- _Your task_:
Reproduce all the lines below exactly and omit the images.

--- Start of Material for this exercise ---

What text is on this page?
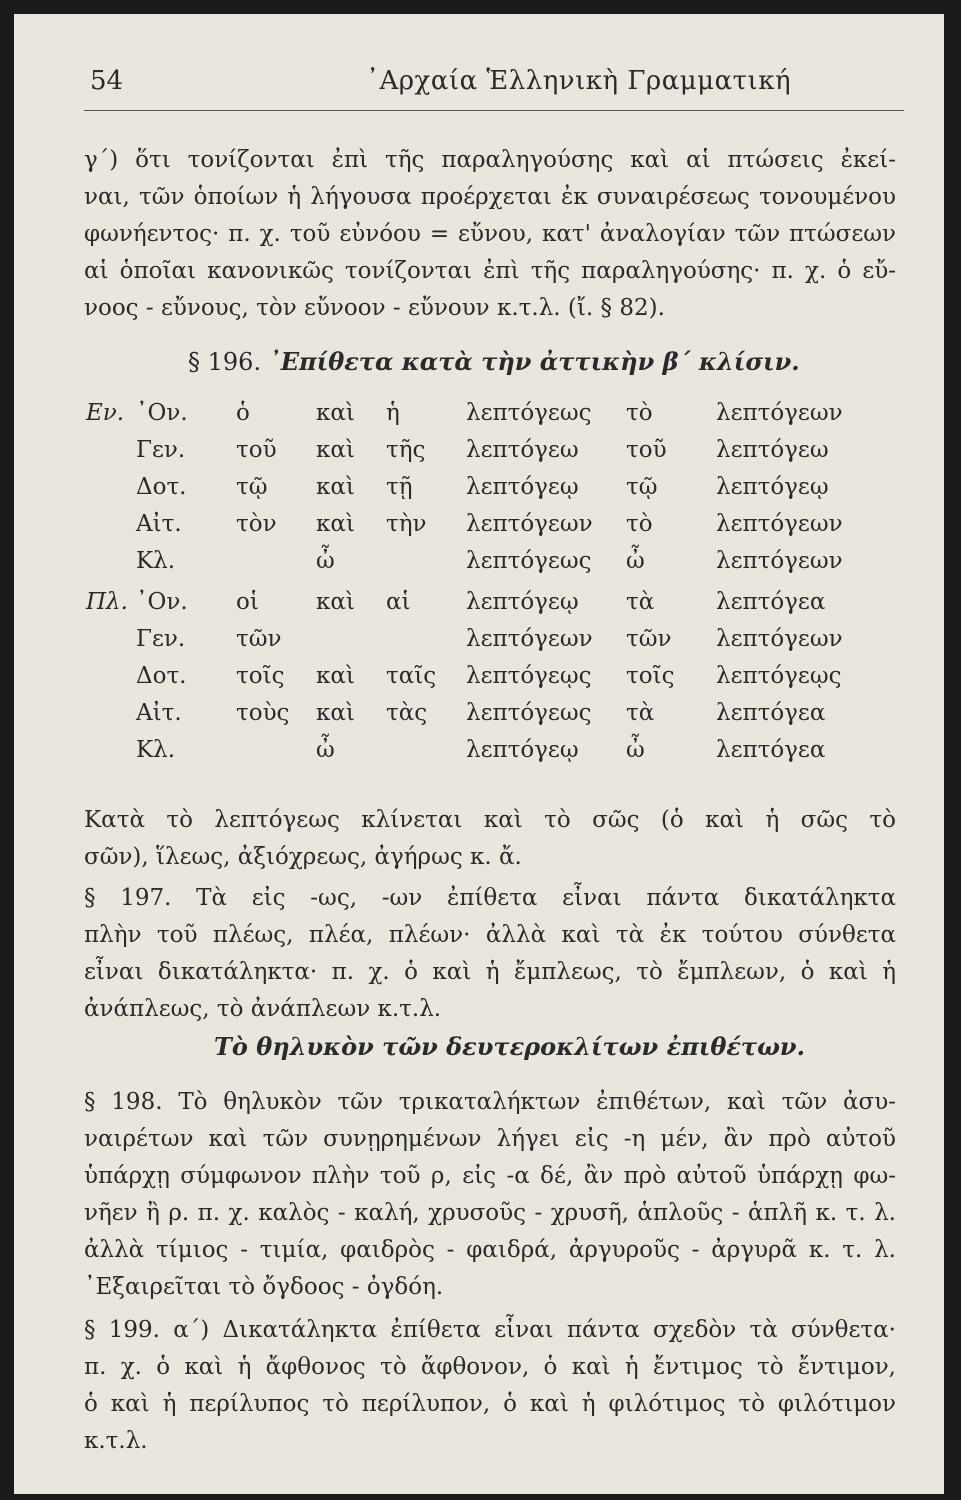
54	᾿Αρχαία Ἑλληνικὴ Γραμματική
γ´) ὅτι τονίζονται ἐπὶ τῆς παραληγούσης καὶ αἱ πτώσεις ἐκεί-
ναι, τῶν ὁποίων ἡ λήγουσα προέρχεται ἐκ συναιρέσεως τονουμένου
φωνήεντος· π. χ. τοῦ εὐνόου = εὔνου, κατ' ἀναλογίαν τῶν πτώσεων
αἱ ὁποῖαι κανονικῶς τονίζονται ἐπὶ τῆς παραληγούσης· π. χ. ὁ εὔ-
νοος - εὔνους, τὸν εὔνοον - εὔνουν κ.τ.λ. (ἴ. § 82).
§ 196. ᾿Επίθετα κατὰ τὴν ἀττικὴν β´ κλίσιν.
Εν.	᾿Ον.	ὁ	καὶ	ἡ	λεπτόγεως	τὸ	λεπτόγεων
	Γεν.	τοῦ	καὶ	τῆς	λεπτόγεω	τοῦ	λεπτόγεω
	Δοτ.	τῷ	καὶ	τῇ	λεπτόγεῳ	τῷ	λεπτόγεῳ
	Αἰτ.	τὸν	καὶ	τὴν	λεπτόγεων	τὸ	λεπτόγεων
	Κλ.		ὦ		λεπτόγεως	ὦ	λεπτόγεων
Πλ.	᾿Ον.	οἱ	καὶ	αἱ	λεπτόγεῳ	τὰ	λεπτόγεα
	Γεν.	τῶν			λεπτόγεων	τῶν	λεπτόγεων
	Δοτ.	τοῖς	καὶ	ταῖς	λεπτόγεῳς	τοῖς	λεπτόγεῳς
	Αἰτ.	τοὺς	καὶ	τὰς	λεπτόγεως	τὰ	λεπτόγεα
	Κλ.		ὦ		λεπτόγεῳ	ὦ	λεπτόγεα
Κατὰ τὸ λεπτόγεως κλίνεται καὶ τὸ σῶς (ὁ καὶ ἡ σῶς τὸ
σῶν), ἵλεως, ἀξιόχρεως, ἀγήρως κ. ἄ.
§ 197. Τὰ εἰς -ως, -ων ἐπίθετα εἶναι πάντα δικατάληκτα
πλὴν τοῦ πλέως, πλέα, πλέων· ἀλλὰ καὶ τὰ ἐκ τούτου σύνθετα
εἶναι δικατάληκτα· π. χ. ὁ καὶ ἡ ἔμπλεως, τὸ ἔμπλεων, ὁ καὶ ἡ
ἀνάπλεως, τὸ ἀνάπλεων κ.τ.λ.
Τὸ θηλυκὸν τῶν δευτεροκλίτων ἐπιθέτων.
§ 198. Τὸ θηλυκὸν τῶν τρικαταλήκτων ἐπιθέτων, καὶ τῶν ἀσυ-
ναιρέτων καὶ τῶν συνῃρημένων λήγει εἰς -η μέν, ἂν πρὸ αὐτοῦ
ὑπάρχῃ σύμφωνον πλὴν τοῦ ρ, εἰς -α δέ, ἂν πρὸ αὐτοῦ ὑπάρχῃ φω-
νῆεν ἢ ρ. π. χ. καλὸς - καλή, χρυσοῦς - χρυσῆ, ἁπλοῦς - ἁπλῆ κ. τ. λ.
ἀλλὰ τίμιος - τιμία, φαιδρὸς - φαιδρά, ἀργυροῦς - ἀργυρᾶ κ. τ. λ.
᾿Εξαιρεῖται τὸ ὄγδοος - ὀγδόη.
§ 199. α´) Δικατάληκτα ἐπίθετα εἶναι πάντα σχεδὸν τὰ σύνθετα·
π. χ. ὁ καὶ ἡ ἄφθονος τὸ ἄφθονον, ὁ καὶ ἡ ἔντιμος τὸ ἔντιμον,
ὁ καὶ ἡ περίλυπος τὸ περίλυπον, ὁ καὶ ἡ φιλότιμος τὸ φιλότιμον κ.τ.λ.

--- End of Material for this exercise ---

- _Solution_:
What text is on this page?
54	᾿Αρχαία Ἑλληνικὴ Γραμματική
γ´) ὅτι τονίζονται ἐπὶ τῆς παραληγούσης καὶ αἱ πτώσεις ἐκεί-
ναι, τῶν ὁποίων ἡ λήγουσα προέρχεται ἐκ συναιρέσεως τονουμένου
φωνήεντος· π. χ. τοῦ εὐνόου = εὔνου, κατ' ἀναλογίαν τῶν πτώσεων
αἱ ὁποῖαι κανονικῶς τονίζονται ἐπὶ τῆς παραληγούσης· π. χ. ὁ εὔ-
νοος - εὔνους, τὸν εὔνοον - εὔνουν κ.τ.λ. (ἴ. § 82).
§ 196. ᾿Επίθετα κατὰ τὴν ἀττικὴν β´ κλίσιν.
Εν.	᾿Ον.	ὁ	καὶ	ἡ	λεπτόγεως	τὸ	λεπτόγεων
	Γεν.	τοῦ	καὶ	τῆς	λεπτόγεω	τοῦ	λεπτόγεω
	Δοτ.	τῷ	καὶ	τῇ	λεπτόγεῳ	τῷ	λεπτόγεῳ
	Αἰτ.	τὸν	καὶ	τὴν	λεπτόγεων	τὸ	λεπτόγεων
	Κλ.		ὦ		λεπτόγεως	ὦ	λεπτόγεων
Πλ.	᾿Ον.	οἱ	καὶ	αἱ	λεπτόγεῳ	τὰ	λεπτόγεα
	Γεν.	τῶν			λεπτόγεων	τῶν	λεπτόγεων
	Δοτ.	τοῖς	καὶ	ταῖς	λεπτόγεῳς	τοῖς	λεπτόγεῳς
	Αἰτ.	τοὺς	καὶ	τὰς	λεπτόγεως	τὰ	λεπτόγεα
	Κλ.		ὦ		λεπτόγεῳ	ὦ	λεπτόγεα
Κατὰ τὸ λεπτόγεως κλίνεται καὶ τὸ σῶς (ὁ καὶ ἡ σῶς τὸ
σῶν), ἵλεως, ἀξιόχρεως, ἀγήρως κ. ἄ.
§ 197. Τὰ εἰς -ως, -ων ἐπίθετα εἶναι πάντα δικατάληκτα
πλὴν τοῦ πλέως, πλέα, πλέων· ἀλλὰ καὶ τὰ ἐκ τούτου σύνθετα
εἶναι δικατάληκτα· π. χ. ὁ καὶ ἡ ἔμπλεως, τὸ ἔμπλεων, ὁ καὶ ἡ
ἀνάπλεως, τὸ ἀνάπλεων κ.τ.λ.
Τὸ θηλυκὸν τῶν δευτεροκλίτων ἐπιθέτων.
§ 198. Τὸ θηλυκὸν τῶν τρικαταλήκτων ἐπιθέτων, καὶ τῶν ἀσυ-
ναιρέτων καὶ τῶν συνῃρημένων λήγει εἰς -η μέν, ἂν πρὸ αὐτοῦ
ὑπάρχῃ σύμφωνον πλὴν τοῦ ρ, εἰς -α δέ, ἂν πρὸ αὐτοῦ ὑπάρχῃ φω-
νῆεν ἢ ρ. π. χ. καλὸς - καλή, χρυσοῦς - χρυσῆ, ἁπλοῦς - ἁπλῆ κ. τ. λ.
ἀλλὰ τίμιος - τιμία, φαιδρὸς - φαιδρά, ἀργυροῦς - ἀργυρᾶ κ. τ. λ.
᾿Εξαιρεῖται τὸ ὄγδοος - ὀγδόη.
§ 199. α´) Δικατάληκτα ἐπίθετα εἶναι πάντα σχεδὸν τὰ σύνθετα·
π. χ. ὁ καὶ ἡ ἄφθονος τὸ ἄφθονον, ὁ καὶ ἡ ἔντιμος τὸ ἔντιμον,
ὁ καὶ ἡ περίλυπος τὸ περίλυπον, ὁ καὶ ἡ φιλότιμος τὸ φιλότιμον κ.τ.λ.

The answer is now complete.